- _RECORDS SUPPLIED_
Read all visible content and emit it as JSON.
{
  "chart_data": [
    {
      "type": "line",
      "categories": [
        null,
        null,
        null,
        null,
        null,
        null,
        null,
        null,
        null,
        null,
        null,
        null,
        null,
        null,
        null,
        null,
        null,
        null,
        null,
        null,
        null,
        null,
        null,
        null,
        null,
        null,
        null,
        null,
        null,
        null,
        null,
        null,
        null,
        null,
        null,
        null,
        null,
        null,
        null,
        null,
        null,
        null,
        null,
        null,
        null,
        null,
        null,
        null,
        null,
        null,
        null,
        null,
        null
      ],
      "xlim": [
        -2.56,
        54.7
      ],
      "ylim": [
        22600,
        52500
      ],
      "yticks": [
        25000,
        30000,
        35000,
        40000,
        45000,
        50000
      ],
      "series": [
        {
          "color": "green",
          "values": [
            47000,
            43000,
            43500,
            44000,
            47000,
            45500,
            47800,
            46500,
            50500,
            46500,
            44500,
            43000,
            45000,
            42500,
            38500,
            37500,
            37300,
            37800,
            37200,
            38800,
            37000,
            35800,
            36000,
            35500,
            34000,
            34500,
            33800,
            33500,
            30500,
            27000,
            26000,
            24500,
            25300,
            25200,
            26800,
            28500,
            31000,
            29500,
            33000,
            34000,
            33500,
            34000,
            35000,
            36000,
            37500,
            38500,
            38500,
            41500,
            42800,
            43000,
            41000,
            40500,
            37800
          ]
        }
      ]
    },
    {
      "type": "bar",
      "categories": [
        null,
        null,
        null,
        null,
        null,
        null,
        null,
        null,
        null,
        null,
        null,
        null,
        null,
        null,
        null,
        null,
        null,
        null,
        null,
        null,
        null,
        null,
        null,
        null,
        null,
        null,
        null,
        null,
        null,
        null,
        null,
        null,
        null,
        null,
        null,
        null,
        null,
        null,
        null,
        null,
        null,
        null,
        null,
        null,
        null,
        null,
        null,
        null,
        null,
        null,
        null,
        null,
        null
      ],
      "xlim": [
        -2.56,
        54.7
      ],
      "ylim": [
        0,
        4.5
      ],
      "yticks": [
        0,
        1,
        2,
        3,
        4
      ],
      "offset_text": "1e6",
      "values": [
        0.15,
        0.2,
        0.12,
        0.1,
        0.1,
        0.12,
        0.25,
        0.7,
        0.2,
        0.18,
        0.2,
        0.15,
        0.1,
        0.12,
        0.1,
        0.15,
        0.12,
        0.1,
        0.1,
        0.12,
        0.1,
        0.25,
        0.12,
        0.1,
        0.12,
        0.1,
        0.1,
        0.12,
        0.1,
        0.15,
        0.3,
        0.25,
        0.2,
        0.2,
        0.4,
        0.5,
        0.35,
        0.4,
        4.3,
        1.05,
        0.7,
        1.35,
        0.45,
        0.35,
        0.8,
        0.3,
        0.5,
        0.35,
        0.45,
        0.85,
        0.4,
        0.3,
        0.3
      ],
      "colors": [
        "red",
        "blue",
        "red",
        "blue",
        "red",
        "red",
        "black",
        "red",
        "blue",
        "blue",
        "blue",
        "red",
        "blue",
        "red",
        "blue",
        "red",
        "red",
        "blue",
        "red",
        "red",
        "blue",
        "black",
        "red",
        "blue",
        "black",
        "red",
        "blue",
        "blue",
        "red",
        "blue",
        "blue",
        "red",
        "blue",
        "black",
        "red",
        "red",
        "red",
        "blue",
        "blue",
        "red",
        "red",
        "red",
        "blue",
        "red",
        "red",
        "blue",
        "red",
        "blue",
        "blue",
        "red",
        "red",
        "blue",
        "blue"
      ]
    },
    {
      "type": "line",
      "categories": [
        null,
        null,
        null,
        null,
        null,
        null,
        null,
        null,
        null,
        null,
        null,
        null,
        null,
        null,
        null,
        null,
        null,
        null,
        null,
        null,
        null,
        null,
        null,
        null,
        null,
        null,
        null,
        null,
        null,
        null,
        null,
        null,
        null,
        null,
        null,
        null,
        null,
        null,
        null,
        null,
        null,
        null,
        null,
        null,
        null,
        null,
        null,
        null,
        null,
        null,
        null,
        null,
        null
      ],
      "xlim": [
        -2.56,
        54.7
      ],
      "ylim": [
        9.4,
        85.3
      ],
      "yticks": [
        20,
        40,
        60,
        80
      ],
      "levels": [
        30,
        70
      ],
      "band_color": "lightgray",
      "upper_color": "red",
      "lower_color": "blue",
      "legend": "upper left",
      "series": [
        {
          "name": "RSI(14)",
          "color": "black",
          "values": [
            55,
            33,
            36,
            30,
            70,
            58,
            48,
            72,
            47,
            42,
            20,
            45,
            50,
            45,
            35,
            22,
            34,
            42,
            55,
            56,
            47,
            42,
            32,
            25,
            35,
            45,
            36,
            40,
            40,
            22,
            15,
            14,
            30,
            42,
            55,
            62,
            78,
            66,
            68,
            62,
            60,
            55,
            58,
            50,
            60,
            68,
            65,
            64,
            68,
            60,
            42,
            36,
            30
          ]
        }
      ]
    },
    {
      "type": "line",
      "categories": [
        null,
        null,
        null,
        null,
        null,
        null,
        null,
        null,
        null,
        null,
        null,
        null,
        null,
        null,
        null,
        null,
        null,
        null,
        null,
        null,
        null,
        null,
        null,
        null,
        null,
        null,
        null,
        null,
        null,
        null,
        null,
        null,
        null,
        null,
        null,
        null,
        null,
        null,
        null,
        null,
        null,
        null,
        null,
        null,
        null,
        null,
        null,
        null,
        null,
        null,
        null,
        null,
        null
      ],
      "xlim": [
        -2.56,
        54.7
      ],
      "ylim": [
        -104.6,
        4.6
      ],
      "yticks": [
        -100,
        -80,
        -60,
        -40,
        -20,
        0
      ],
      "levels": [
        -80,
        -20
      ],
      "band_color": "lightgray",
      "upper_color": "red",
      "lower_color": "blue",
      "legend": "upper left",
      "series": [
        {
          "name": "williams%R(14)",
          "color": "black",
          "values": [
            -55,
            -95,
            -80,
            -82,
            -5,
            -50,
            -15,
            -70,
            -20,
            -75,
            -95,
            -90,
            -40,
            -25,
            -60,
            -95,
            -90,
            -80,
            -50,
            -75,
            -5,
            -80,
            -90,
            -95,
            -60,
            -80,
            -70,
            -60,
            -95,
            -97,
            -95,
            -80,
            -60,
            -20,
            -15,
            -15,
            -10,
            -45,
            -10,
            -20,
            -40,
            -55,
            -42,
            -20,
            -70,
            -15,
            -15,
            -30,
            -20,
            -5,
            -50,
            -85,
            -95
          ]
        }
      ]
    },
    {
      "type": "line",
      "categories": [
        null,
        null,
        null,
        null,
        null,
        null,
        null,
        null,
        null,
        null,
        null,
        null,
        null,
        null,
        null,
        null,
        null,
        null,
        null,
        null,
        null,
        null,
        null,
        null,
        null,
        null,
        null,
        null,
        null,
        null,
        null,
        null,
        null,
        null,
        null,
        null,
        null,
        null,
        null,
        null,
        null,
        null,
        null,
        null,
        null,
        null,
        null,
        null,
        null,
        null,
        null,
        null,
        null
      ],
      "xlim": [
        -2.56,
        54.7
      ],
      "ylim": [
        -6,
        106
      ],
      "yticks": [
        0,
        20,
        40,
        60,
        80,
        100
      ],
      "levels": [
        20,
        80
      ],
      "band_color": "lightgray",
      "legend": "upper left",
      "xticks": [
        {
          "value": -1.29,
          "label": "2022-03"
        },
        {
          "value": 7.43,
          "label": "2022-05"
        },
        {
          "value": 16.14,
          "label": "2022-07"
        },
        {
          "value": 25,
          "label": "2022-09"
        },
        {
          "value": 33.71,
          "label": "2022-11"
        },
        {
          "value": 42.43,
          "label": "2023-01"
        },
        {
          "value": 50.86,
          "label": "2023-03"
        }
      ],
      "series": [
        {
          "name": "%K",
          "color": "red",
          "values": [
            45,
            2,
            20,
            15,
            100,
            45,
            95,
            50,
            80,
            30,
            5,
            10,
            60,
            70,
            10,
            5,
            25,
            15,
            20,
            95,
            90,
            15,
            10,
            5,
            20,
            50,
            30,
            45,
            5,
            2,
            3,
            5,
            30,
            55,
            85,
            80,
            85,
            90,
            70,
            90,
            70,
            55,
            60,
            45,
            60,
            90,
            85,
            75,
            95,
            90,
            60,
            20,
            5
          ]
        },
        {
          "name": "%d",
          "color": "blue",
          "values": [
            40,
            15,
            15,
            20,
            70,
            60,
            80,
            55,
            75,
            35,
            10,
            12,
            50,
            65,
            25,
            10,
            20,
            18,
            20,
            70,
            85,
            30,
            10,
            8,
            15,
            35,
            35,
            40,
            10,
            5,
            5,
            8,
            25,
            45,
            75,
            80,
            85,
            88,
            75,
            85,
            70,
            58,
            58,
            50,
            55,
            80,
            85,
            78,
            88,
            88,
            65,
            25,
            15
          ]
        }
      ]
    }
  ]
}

- _WHAT YOU ARE ASKED TO DO_
Of the lines above, how many contain the word "label"? Provide the number and nothing else.

- _ANSWER TO THIS EXERCISE_
7